Task details -> Your task is to quote the material that follows, in full and exactly.

[Stored records]

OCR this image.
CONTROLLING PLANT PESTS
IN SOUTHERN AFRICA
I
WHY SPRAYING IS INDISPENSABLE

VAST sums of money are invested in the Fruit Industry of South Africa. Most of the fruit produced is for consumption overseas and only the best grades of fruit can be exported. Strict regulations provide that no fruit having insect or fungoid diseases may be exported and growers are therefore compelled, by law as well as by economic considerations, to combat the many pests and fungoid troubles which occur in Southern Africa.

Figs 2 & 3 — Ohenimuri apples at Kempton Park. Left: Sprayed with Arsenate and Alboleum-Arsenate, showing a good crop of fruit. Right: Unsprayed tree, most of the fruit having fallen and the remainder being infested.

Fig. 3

The response ->
OCR this image.
CONTROLLING PLANT PESTS
IN SOUTHERN AFRICA
I
WHY SPRAYING IS INDISPENSABLE

VAST sums of money are invested in the Fruit Industry of South Africa. Most of the fruit produced is for consumption overseas and only the best grades of fruit can be exported. Strict regulations provide that no fruit having insect or fungoid diseases may be exported and growers are therefore compelled, by law as well as by economic considerations, to combat the many pests and fungoid troubles which occur in Southern Africa.

Figs 2 & 3 — Ohenimuri apples at Kempton Park. Left: Sprayed with Arsenate and Alboleum-Arsenate, showing a good crop of fruit. Right: Unsprayed tree, most of the fruit having fallen and the remainder being infested.

Fig. 3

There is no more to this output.